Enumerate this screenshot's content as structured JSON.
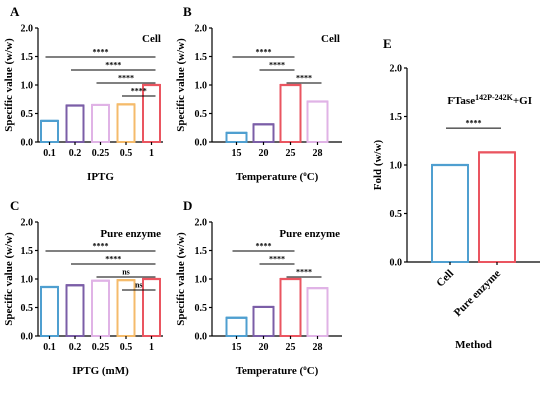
{
  "colors": {
    "blue": "#4f9fd0",
    "purple": "#7b5ea7",
    "pink": "#e0b3e6",
    "orange": "#f5bb6b",
    "red": "#ea5560"
  },
  "chart_data": [
    {
      "panel": "A",
      "type": "bar",
      "corner_label": "Cell",
      "xlabel": "IPTG",
      "ylabel": "Specific value (w/w)",
      "ylim": [
        0,
        2.0
      ],
      "yticks": [
        "0.0",
        "0.5",
        "1.0",
        "1.5",
        "2.0"
      ],
      "categories": [
        "0.1",
        "0.2",
        "0.25",
        "0.5",
        "1"
      ],
      "values": [
        0.37,
        0.64,
        0.65,
        0.66,
        1.0
      ],
      "colors": [
        "#4f9fd0",
        "#7b5ea7",
        "#e0b3e6",
        "#f5bb6b",
        "#ea5560"
      ],
      "significance": [
        {
          "from": 0,
          "to": 4,
          "label": "****"
        },
        {
          "from": 1,
          "to": 4,
          "label": "****"
        },
        {
          "from": 2,
          "to": 4,
          "label": "****"
        },
        {
          "from": 3,
          "to": 4,
          "label": "****"
        }
      ]
    },
    {
      "panel": "B",
      "type": "bar",
      "corner_label": "Cell",
      "xlabel": "Temperature (°C)",
      "ylabel": "Specific value (w/w)",
      "ylim": [
        0,
        2.0
      ],
      "yticks": [
        "0.0",
        "0.5",
        "1.0",
        "1.5",
        "2.0"
      ],
      "categories": [
        "15",
        "20",
        "25",
        "28"
      ],
      "values": [
        0.16,
        0.31,
        1.0,
        0.71
      ],
      "colors": [
        "#4f9fd0",
        "#7b5ea7",
        "#ea5560",
        "#e0b3e6"
      ],
      "significance": [
        {
          "from": 0,
          "to": 2,
          "label": "****"
        },
        {
          "from": 1,
          "to": 2,
          "label": "****"
        },
        {
          "from": 2,
          "to": 3,
          "label": "****"
        }
      ]
    },
    {
      "panel": "C",
      "type": "bar",
      "corner_label": "Pure enzyme",
      "xlabel": "IPTG (mM)",
      "ylabel": "Specific value (w/w)",
      "ylim": [
        0,
        2.0
      ],
      "yticks": [
        "0.0",
        "0.5",
        "1.0",
        "1.5",
        "2.0"
      ],
      "categories": [
        "0.1",
        "0.2",
        "0.25",
        "0.5",
        "1"
      ],
      "values": [
        0.86,
        0.89,
        0.97,
        0.98,
        1.0
      ],
      "colors": [
        "#4f9fd0",
        "#7b5ea7",
        "#e0b3e6",
        "#f5bb6b",
        "#ea5560"
      ],
      "significance": [
        {
          "from": 0,
          "to": 4,
          "label": "****"
        },
        {
          "from": 1,
          "to": 4,
          "label": "****"
        },
        {
          "from": 2,
          "to": 4,
          "label": "ns"
        },
        {
          "from": 3,
          "to": 4,
          "label": "ns"
        }
      ]
    },
    {
      "panel": "D",
      "type": "bar",
      "corner_label": "Pure enzyme",
      "xlabel": "Temperature (°C)",
      "ylabel": "Specific value (w/w)",
      "ylim": [
        0,
        2.0
      ],
      "yticks": [
        "0.0",
        "0.5",
        "1.0",
        "1.5",
        "2.0"
      ],
      "categories": [
        "15",
        "20",
        "25",
        "28"
      ],
      "values": [
        0.32,
        0.51,
        1.0,
        0.84
      ],
      "colors": [
        "#4f9fd0",
        "#7b5ea7",
        "#ea5560",
        "#e0b3e6"
      ],
      "significance": [
        {
          "from": 0,
          "to": 2,
          "label": "****"
        },
        {
          "from": 1,
          "to": 2,
          "label": "****"
        },
        {
          "from": 2,
          "to": 3,
          "label": "****"
        }
      ]
    },
    {
      "panel": "E",
      "type": "bar",
      "corner_label": "FTase",
      "corner_label_sup": "142P-242K",
      "corner_label_tail": "+GI",
      "xlabel": "Method",
      "ylabel": "Fold (w/w)",
      "ylim": [
        0,
        2.0
      ],
      "yticks": [
        "0.0",
        "0.5",
        "1.0",
        "1.5",
        "2.0"
      ],
      "categories": [
        "Cell",
        "Pure enzyme"
      ],
      "values": [
        1.0,
        1.13
      ],
      "colors": [
        "#4f9fd0",
        "#ea5560"
      ],
      "significance": [
        {
          "from": 0,
          "to": 1,
          "label": "****"
        }
      ]
    }
  ]
}
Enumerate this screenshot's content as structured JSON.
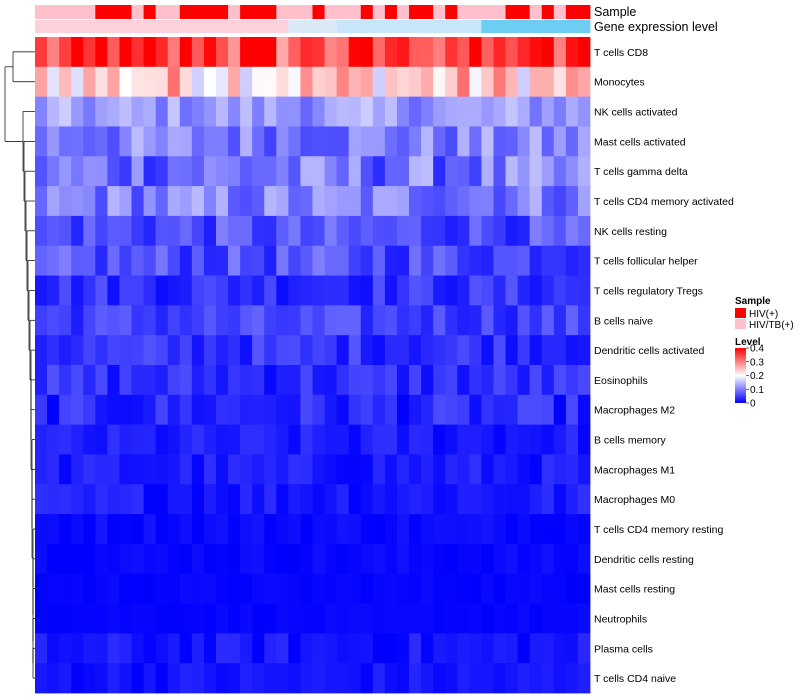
{
  "chart_data": {
    "type": "heatmap",
    "title": "",
    "annotation_tracks": [
      {
        "name": "Sample",
        "label": "Sample"
      },
      {
        "name": "Gene expression level",
        "label": "Gene expression level"
      }
    ],
    "rows": [
      "T cells CD8",
      "Monocytes",
      "NK cells activated",
      "Mast cells activated",
      "T cells gamma delta",
      "T cells CD4 memory activated",
      "NK cells resting",
      "T cells follicular helper",
      "T cells regulatory  Tregs",
      "B cells naive",
      "Dendritic cells activated",
      "Eosinophils",
      "Macrophages M2",
      "B cells memory",
      "Macrophages M1",
      "Macrophages M0",
      "T cells CD4 memory resting",
      "Dendritic cells resting",
      "Mast cells resting",
      "Neutrophils",
      "Plasma cells",
      "T cells CD4 naive"
    ],
    "n_columns": 46,
    "sample_groups": [
      "HIV/TB(+)",
      "HIV/TB(+)",
      "HIV/TB(+)",
      "HIV/TB(+)",
      "HIV/TB(+)",
      "HIV(+)",
      "HIV(+)",
      "HIV(+)",
      "HIV/TB(+)",
      "HIV(+)",
      "HIV/TB(+)",
      "HIV/TB(+)",
      "HIV(+)",
      "HIV(+)",
      "HIV(+)",
      "HIV(+)",
      "HIV/TB(+)",
      "HIV(+)",
      "HIV(+)",
      "HIV(+)",
      "HIV/TB(+)",
      "HIV/TB(+)",
      "HIV/TB(+)",
      "HIV(+)",
      "HIV/TB(+)",
      "HIV/TB(+)",
      "HIV/TB(+)",
      "HIV(+)",
      "HIV/TB(+)",
      "HIV(+)",
      "HIV/TB(+)",
      "HIV(+)",
      "HIV(+)",
      "HIV/TB(+)",
      "HIV(+)",
      "HIV/TB(+)",
      "HIV/TB(+)",
      "HIV/TB(+)",
      "HIV/TB(+)",
      "HIV(+)",
      "HIV(+)",
      "HIV/TB(+)",
      "HIV(+)",
      "HIV/TB(+)",
      "HIV(+)",
      "HIV(+)"
    ],
    "legend_sample": {
      "title": "Sample",
      "entries": [
        {
          "label": "HIV(+)",
          "color": "#ff0000"
        },
        {
          "label": "HIV/TB(+)",
          "color": "#ffc0cb"
        }
      ]
    },
    "legend_level": {
      "title": "Level",
      "ticks": [
        0,
        0.1,
        0.2,
        0.3,
        0.4
      ],
      "tick_labels": [
        "0",
        "0.1",
        "0.2",
        "0.3",
        "0.4"
      ],
      "range": [
        0,
        0.4
      ],
      "colors": [
        "#0000ff",
        "#ffffff",
        "#ff0000"
      ]
    },
    "row_means": [
      0.33,
      0.24,
      0.12,
      0.1,
      0.09,
      0.1,
      0.06,
      0.06,
      0.04,
      0.05,
      0.04,
      0.035,
      0.03,
      0.02,
      0.02,
      0.02,
      0.008,
      0.006,
      0.004,
      0.004,
      0.015,
      0.015
    ],
    "row_spreads": [
      0.08,
      0.08,
      0.04,
      0.05,
      0.06,
      0.05,
      0.04,
      0.04,
      0.03,
      0.03,
      0.03,
      0.03,
      0.03,
      0.02,
      0.02,
      0.02,
      0.01,
      0.008,
      0.005,
      0.004,
      0.02,
      0.015
    ],
    "expression_track_colors": [
      "#ffd1dc",
      "#ffe4e9",
      "#6dcdf2"
    ]
  },
  "colors": {
    "hiv": "#ff0000",
    "hiv_tb": "#ffc0cb",
    "low": "#0000ff",
    "mid": "#ffffff",
    "high": "#ff0000"
  }
}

▶ ABOUT THIS TASK
Where in the records does the word "Dendritic" appear? Copy each line that holds it.

▶ FINAL ANSWER
      "Dendritic cells activated",
      "Dendritic cells resting",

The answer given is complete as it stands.